(Data records)
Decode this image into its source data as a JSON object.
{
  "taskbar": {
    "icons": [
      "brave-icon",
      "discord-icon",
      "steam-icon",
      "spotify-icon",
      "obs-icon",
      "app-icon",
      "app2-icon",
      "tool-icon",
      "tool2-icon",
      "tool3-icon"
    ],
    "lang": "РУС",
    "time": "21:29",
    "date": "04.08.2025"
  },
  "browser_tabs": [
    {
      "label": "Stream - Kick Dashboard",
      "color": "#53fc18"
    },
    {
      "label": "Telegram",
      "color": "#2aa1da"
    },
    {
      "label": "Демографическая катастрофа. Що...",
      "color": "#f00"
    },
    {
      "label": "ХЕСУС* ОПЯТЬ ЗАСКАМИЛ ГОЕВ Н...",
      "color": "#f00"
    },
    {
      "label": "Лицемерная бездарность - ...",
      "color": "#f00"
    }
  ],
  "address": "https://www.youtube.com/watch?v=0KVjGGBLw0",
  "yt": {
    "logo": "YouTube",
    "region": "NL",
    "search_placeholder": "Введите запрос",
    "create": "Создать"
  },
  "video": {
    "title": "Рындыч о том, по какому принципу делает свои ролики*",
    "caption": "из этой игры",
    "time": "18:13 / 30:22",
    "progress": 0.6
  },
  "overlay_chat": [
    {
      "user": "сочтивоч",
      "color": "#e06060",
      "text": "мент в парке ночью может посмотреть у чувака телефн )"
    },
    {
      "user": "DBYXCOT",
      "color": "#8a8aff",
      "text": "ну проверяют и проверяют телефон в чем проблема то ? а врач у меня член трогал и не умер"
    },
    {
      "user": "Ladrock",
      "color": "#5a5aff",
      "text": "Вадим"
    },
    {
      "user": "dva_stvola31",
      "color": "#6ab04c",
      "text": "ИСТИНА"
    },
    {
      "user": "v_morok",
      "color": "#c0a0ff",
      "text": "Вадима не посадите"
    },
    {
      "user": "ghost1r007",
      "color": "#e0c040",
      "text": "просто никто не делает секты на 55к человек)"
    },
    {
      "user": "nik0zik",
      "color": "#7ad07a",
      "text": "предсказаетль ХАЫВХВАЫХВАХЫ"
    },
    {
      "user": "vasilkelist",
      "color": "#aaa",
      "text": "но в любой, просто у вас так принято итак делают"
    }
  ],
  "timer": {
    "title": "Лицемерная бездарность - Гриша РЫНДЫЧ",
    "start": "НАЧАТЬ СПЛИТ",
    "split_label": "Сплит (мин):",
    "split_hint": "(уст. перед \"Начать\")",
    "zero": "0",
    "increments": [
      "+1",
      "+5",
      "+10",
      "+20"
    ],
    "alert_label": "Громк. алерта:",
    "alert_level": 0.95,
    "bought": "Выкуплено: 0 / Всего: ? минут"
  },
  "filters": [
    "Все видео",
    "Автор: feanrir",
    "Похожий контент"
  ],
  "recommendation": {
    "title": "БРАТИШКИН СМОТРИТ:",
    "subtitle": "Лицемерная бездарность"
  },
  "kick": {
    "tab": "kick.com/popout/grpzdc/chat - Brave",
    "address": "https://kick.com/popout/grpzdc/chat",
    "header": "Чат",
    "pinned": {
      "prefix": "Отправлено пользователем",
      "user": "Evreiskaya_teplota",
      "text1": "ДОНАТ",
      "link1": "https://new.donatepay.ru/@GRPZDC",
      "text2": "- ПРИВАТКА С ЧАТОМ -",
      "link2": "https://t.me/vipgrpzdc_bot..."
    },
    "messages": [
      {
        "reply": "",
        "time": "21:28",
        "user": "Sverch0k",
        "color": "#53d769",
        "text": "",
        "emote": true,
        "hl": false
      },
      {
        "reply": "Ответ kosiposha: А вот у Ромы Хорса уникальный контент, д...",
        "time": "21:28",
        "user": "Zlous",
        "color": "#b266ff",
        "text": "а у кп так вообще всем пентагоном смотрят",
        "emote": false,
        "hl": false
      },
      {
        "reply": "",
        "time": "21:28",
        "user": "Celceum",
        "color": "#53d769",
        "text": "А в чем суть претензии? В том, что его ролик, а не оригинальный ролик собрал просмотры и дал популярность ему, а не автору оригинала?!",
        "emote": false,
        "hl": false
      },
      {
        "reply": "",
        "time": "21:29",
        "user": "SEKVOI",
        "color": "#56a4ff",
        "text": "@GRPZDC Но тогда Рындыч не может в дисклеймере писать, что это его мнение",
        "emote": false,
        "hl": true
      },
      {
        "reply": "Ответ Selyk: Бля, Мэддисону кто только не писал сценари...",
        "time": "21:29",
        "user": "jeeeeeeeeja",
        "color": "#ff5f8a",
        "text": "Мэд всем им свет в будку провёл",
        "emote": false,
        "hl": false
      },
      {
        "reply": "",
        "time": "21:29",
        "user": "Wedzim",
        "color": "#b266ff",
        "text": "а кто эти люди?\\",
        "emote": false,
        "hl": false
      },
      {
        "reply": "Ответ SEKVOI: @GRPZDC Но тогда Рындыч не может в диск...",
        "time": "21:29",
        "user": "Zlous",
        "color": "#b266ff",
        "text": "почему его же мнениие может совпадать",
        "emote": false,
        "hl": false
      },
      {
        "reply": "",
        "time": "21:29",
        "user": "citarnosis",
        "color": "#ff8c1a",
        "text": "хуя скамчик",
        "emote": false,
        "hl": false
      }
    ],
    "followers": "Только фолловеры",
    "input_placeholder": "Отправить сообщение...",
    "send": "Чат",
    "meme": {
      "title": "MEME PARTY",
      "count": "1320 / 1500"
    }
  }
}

▶ _Task to carry out_
Please restate the whole listing word for word.

▶ _Task result_
Decode this image into its source data as a JSON object.
{
  "taskbar": {
    "icons": [
      "brave-icon",
      "discord-icon",
      "steam-icon",
      "spotify-icon",
      "obs-icon",
      "app-icon",
      "app2-icon",
      "tool-icon",
      "tool2-icon",
      "tool3-icon"
    ],
    "lang": "РУС",
    "time": "21:29",
    "date": "04.08.2025"
  },
  "browser_tabs": [
    {
      "label": "Stream - Kick Dashboard",
      "color": "#53fc18"
    },
    {
      "label": "Telegram",
      "color": "#2aa1da"
    },
    {
      "label": "Демографическая катастрофа. Що...",
      "color": "#f00"
    },
    {
      "label": "ХЕСУС* ОПЯТЬ ЗАСКАМИЛ ГОЕВ Н...",
      "color": "#f00"
    },
    {
      "label": "Лицемерная бездарность - ...",
      "color": "#f00"
    }
  ],
  "address": "https://www.youtube.com/watch?v=0KVjGGBLw0",
  "yt": {
    "logo": "YouTube",
    "region": "NL",
    "search_placeholder": "Введите запрос",
    "create": "Создать"
  },
  "video": {
    "title": "Рындыч о том, по какому принципу делает свои ролики*",
    "caption": "из этой игры",
    "time": "18:13 / 30:22",
    "progress": 0.6
  },
  "overlay_chat": [
    {
      "user": "сочтивоч",
      "color": "#e06060",
      "text": "мент в парке ночью может посмотреть у чувака телефн )"
    },
    {
      "user": "DBYXCOT",
      "color": "#8a8aff",
      "text": "ну проверяют и проверяют телефон в чем проблема то ? а врач у меня член трогал и не умер"
    },
    {
      "user": "Ladrock",
      "color": "#5a5aff",
      "text": "Вадим"
    },
    {
      "user": "dva_stvola31",
      "color": "#6ab04c",
      "text": "ИСТИНА"
    },
    {
      "user": "v_morok",
      "color": "#c0a0ff",
      "text": "Вадима не посадите"
    },
    {
      "user": "ghost1r007",
      "color": "#e0c040",
      "text": "просто никто не делает секты на 55к человек)"
    },
    {
      "user": "nik0zik",
      "color": "#7ad07a",
      "text": "предсказаетль ХАЫВХВАЫХВАХЫ"
    },
    {
      "user": "vasilkelist",
      "color": "#aaa",
      "text": "но в любой, просто у вас так принято итак делают"
    }
  ],
  "timer": {
    "title": "Лицемерная бездарность - Гриша РЫНДЫЧ",
    "start": "НАЧАТЬ СПЛИТ",
    "split_label": "Сплит (мин):",
    "split_hint": "(уст. перед \"Начать\")",
    "zero": "0",
    "increments": [
      "+1",
      "+5",
      "+10",
      "+20"
    ],
    "alert_label": "Громк. алерта:",
    "alert_level": 0.95,
    "bought": "Выкуплено: 0 / Всего: ? минут"
  },
  "filters": [
    "Все видео",
    "Автор: feanrir",
    "Похожий контент"
  ],
  "recommendation": {
    "title": "БРАТИШКИН СМОТРИТ:",
    "subtitle": "Лицемерная бездарность"
  },
  "kick": {
    "tab": "kick.com/popout/grpzdc/chat - Brave",
    "address": "https://kick.com/popout/grpzdc/chat",
    "header": "Чат",
    "pinned": {
      "prefix": "Отправлено пользователем",
      "user": "Evreiskaya_teplota",
      "text1": "ДОНАТ",
      "link1": "https://new.donatepay.ru/@GRPZDC",
      "text2": "- ПРИВАТКА С ЧАТОМ -",
      "link2": "https://t.me/vipgrpzdc_bot..."
    },
    "messages": [
      {
        "reply": "",
        "time": "21:28",
        "user": "Sverch0k",
        "color": "#53d769",
        "text": "",
        "emote": true,
        "hl": false
      },
      {
        "reply": "Ответ kosiposha: А вот у Ромы Хорса уникальный контент, д...",
        "time": "21:28",
        "user": "Zlous",
        "color": "#b266ff",
        "text": "а у кп так вообще всем пентагоном смотрят",
        "emote": false,
        "hl": false
      },
      {
        "reply": "",
        "time": "21:28",
        "user": "Celceum",
        "color": "#53d769",
        "text": "А в чем суть претензии? В том, что его ролик, а не оригинальный ролик собрал просмотры и дал популярность ему, а не автору оригинала?!",
        "emote": false,
        "hl": false
      },
      {
        "reply": "",
        "time": "21:29",
        "user": "SEKVOI",
        "color": "#56a4ff",
        "text": "@GRPZDC Но тогда Рындыч не может в дисклеймере писать, что это его мнение",
        "emote": false,
        "hl": true
      },
      {
        "reply": "Ответ Selyk: Бля, Мэддисону кто только не писал сценари...",
        "time": "21:29",
        "user": "jeeeeeeeeja",
        "color": "#ff5f8a",
        "text": "Мэд всем им свет в будку провёл",
        "emote": false,
        "hl": false
      },
      {
        "reply": "",
        "time": "21:29",
        "user": "Wedzim",
        "color": "#b266ff",
        "text": "а кто эти люди?\\",
        "emote": false,
        "hl": false
      },
      {
        "reply": "Ответ SEKVOI: @GRPZDC Но тогда Рындыч не может в диск...",
        "time": "21:29",
        "user": "Zlous",
        "color": "#b266ff",
        "text": "почему его же мнениие может совпадать",
        "emote": false,
        "hl": false
      },
      {
        "reply": "",
        "time": "21:29",
        "user": "citarnosis",
        "color": "#ff8c1a",
        "text": "хуя скамчик",
        "emote": false,
        "hl": false
      }
    ],
    "followers": "Только фолловеры",
    "input_placeholder": "Отправить сообщение...",
    "send": "Чат",
    "meme": {
      "title": "MEME PARTY",
      "count": "1320 / 1500"
    }
  }
}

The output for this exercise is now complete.